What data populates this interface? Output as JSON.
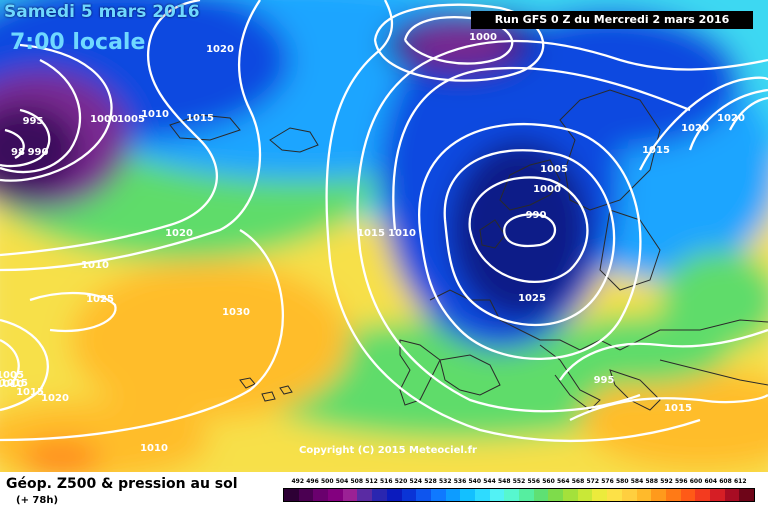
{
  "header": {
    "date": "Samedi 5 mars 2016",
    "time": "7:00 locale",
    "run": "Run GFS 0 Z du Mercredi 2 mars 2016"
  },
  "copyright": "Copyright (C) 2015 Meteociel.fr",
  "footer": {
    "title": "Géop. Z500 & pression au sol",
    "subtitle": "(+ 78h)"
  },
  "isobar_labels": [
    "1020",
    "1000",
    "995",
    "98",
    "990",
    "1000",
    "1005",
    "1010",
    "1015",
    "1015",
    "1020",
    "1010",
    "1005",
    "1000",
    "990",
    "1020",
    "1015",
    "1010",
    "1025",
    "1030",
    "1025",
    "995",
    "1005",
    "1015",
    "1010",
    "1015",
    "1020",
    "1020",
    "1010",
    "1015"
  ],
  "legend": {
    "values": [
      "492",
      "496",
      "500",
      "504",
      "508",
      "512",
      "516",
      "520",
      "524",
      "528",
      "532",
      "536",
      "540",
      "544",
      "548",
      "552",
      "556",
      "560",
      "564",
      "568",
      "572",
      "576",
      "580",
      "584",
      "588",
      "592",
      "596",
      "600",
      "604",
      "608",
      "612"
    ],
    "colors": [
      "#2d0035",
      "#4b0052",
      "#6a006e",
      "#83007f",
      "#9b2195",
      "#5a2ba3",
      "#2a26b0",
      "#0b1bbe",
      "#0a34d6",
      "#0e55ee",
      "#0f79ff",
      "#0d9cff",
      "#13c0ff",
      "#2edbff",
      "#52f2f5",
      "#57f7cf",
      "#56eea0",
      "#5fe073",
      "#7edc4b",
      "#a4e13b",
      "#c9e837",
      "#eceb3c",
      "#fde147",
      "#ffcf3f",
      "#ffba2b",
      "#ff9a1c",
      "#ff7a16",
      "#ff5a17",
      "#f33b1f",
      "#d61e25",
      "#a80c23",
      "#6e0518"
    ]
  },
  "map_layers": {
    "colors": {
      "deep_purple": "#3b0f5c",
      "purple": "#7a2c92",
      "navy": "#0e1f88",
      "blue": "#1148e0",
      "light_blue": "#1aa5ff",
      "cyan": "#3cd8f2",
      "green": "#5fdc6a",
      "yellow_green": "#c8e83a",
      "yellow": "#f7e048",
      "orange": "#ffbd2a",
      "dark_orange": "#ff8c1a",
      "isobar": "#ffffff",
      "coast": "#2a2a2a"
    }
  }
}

------------------------------------------------

> Task statement
None of the pictures should appear; repeat the records exactly otherwise.

> Completed task
What data populates this interface? Output as JSON.
{
  "header": {
    "date": "Samedi 5 mars 2016",
    "time": "7:00 locale",
    "run": "Run GFS 0 Z du Mercredi 2 mars 2016"
  },
  "copyright": "Copyright (C) 2015 Meteociel.fr",
  "footer": {
    "title": "Géop. Z500 & pression au sol",
    "subtitle": "(+ 78h)"
  },
  "isobar_labels": [
    "1020",
    "1000",
    "995",
    "98",
    "990",
    "1000",
    "1005",
    "1010",
    "1015",
    "1015",
    "1020",
    "1010",
    "1005",
    "1000",
    "990",
    "1020",
    "1015",
    "1010",
    "1025",
    "1030",
    "1025",
    "995",
    "1005",
    "1015",
    "1010",
    "1015",
    "1020",
    "1020",
    "1010",
    "1015"
  ],
  "legend": {
    "values": [
      "492",
      "496",
      "500",
      "504",
      "508",
      "512",
      "516",
      "520",
      "524",
      "528",
      "532",
      "536",
      "540",
      "544",
      "548",
      "552",
      "556",
      "560",
      "564",
      "568",
      "572",
      "576",
      "580",
      "584",
      "588",
      "592",
      "596",
      "600",
      "604",
      "608",
      "612"
    ],
    "colors": [
      "#2d0035",
      "#4b0052",
      "#6a006e",
      "#83007f",
      "#9b2195",
      "#5a2ba3",
      "#2a26b0",
      "#0b1bbe",
      "#0a34d6",
      "#0e55ee",
      "#0f79ff",
      "#0d9cff",
      "#13c0ff",
      "#2edbff",
      "#52f2f5",
      "#57f7cf",
      "#56eea0",
      "#5fe073",
      "#7edc4b",
      "#a4e13b",
      "#c9e837",
      "#eceb3c",
      "#fde147",
      "#ffcf3f",
      "#ffba2b",
      "#ff9a1c",
      "#ff7a16",
      "#ff5a17",
      "#f33b1f",
      "#d61e25",
      "#a80c23",
      "#6e0518"
    ]
  },
  "map_layers": {
    "colors": {
      "deep_purple": "#3b0f5c",
      "purple": "#7a2c92",
      "navy": "#0e1f88",
      "blue": "#1148e0",
      "light_blue": "#1aa5ff",
      "cyan": "#3cd8f2",
      "green": "#5fdc6a",
      "yellow_green": "#c8e83a",
      "yellow": "#f7e048",
      "orange": "#ffbd2a",
      "dark_orange": "#ff8c1a",
      "isobar": "#ffffff",
      "coast": "#2a2a2a"
    }
  }
}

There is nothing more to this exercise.